-- Start GIVEN PASSAGE --
The meaning of his work may often appear quite evident, but after more analysis, one frequently suspects that he is just as interested in telling us about the people of the nineteenth century, as he is in giving us a good story. After reading both his account of Maiden Rock and his reflections on his dinner talk at the celebration of John Greenleaf Whittier's birthday party, one is faced with a number of questions. Did Mark Twain take the legends of the Lover's Leaps seriously? Was he familiar with Snelling's works? Did he think that the legends were a product of the Romanticism of the nineteenth century? Even though he was quite young when his brother Orion wrote the story of Hannibal's Lover's Leap, was he influenced by that account?
-- End GIVEN PASSAGE --
-- Start DATA PROVIDED --
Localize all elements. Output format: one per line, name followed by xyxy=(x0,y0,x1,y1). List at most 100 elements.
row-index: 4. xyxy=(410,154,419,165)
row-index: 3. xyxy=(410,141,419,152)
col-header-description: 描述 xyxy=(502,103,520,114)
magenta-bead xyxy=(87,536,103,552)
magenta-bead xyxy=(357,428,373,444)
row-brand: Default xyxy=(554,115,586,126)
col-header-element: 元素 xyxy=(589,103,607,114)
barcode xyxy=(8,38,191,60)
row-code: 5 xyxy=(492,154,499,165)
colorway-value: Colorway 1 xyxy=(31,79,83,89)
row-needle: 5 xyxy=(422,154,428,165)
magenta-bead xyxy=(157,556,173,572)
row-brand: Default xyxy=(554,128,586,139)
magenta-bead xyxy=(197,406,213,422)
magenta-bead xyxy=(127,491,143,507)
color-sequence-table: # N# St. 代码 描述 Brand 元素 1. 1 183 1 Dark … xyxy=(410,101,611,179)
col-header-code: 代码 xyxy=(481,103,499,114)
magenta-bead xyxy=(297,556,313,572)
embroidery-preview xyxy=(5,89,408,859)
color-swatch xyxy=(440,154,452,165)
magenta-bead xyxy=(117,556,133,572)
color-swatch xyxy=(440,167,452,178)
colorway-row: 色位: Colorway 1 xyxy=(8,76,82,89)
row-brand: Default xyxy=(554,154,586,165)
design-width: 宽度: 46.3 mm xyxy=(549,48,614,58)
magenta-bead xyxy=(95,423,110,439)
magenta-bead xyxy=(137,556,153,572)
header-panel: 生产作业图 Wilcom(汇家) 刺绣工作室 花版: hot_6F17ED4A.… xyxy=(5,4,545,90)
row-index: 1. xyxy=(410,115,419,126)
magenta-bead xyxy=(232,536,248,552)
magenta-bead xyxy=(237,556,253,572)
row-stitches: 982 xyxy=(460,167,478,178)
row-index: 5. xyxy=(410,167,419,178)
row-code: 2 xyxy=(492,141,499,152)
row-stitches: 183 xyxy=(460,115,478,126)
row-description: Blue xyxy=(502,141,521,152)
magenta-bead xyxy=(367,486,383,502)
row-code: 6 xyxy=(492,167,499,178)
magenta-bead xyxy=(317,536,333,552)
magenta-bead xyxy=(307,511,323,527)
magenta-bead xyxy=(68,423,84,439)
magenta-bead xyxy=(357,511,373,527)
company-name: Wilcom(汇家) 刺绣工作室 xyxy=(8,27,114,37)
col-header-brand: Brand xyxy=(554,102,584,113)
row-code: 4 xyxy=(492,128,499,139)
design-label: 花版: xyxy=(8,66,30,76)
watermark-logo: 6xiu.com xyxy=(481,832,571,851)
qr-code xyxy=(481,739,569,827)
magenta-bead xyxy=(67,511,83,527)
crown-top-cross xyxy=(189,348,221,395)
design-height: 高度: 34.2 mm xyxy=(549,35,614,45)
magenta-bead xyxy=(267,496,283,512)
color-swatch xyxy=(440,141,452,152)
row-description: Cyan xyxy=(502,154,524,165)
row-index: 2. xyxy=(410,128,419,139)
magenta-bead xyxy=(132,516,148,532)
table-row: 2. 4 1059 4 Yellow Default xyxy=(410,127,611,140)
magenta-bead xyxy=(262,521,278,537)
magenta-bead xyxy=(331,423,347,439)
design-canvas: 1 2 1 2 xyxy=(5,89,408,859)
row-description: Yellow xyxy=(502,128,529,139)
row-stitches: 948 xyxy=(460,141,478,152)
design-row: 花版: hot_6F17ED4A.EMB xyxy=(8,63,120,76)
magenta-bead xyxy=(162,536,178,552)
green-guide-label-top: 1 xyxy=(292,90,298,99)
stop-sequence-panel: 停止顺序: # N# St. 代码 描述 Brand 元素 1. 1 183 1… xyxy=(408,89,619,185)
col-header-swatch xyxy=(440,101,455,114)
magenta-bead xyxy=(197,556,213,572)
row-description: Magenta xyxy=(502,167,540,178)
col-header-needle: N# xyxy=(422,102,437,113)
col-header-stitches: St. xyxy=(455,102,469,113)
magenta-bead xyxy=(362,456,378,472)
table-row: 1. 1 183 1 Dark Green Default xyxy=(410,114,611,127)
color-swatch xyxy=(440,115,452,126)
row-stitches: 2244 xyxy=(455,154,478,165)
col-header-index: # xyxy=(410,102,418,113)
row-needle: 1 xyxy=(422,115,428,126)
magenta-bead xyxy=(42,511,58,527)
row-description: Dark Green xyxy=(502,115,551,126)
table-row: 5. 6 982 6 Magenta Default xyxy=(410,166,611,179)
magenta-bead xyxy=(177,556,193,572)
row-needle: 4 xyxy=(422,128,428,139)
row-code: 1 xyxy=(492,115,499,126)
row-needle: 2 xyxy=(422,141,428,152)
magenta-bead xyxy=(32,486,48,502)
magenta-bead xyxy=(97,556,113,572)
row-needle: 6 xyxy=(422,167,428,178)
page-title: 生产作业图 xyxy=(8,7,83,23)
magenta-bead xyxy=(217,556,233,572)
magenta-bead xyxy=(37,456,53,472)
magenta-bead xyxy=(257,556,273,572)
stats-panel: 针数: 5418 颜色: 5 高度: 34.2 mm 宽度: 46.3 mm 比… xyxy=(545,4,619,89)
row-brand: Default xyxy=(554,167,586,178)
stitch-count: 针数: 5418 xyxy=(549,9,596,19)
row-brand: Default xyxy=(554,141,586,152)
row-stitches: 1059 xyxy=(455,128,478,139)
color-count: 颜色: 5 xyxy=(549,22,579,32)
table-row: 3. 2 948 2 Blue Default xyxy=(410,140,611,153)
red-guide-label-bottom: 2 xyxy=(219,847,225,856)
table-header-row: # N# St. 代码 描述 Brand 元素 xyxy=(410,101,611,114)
-- End DATA PROVIDED --
:: TASKS TO COMPLETE ::
1/ According to the passage on Mark Twain, what leads one to be faced with a number of questions? Explain in one to three sentences.
2/ Locate each line in the listing that contains the string "sequence" and copy those lines.

:: RESPONSES IN ORDER ::
1/ Reading both Twain's account of Maiden Rock and his reflections on his dinner talk at the celebration of John Greenleaf Whittier's birthday party leaves one facing a number of questions.

2/
color-sequence-table: # N# St. 代码 描述 Brand 元素 1. 1 183 1 Dark … xyxy=(410,101,611,179)
stop-sequence-panel: 停止顺序: # N# St. 代码 描述 Brand 元素 1. 1 183 1… xyxy=(408,89,619,185)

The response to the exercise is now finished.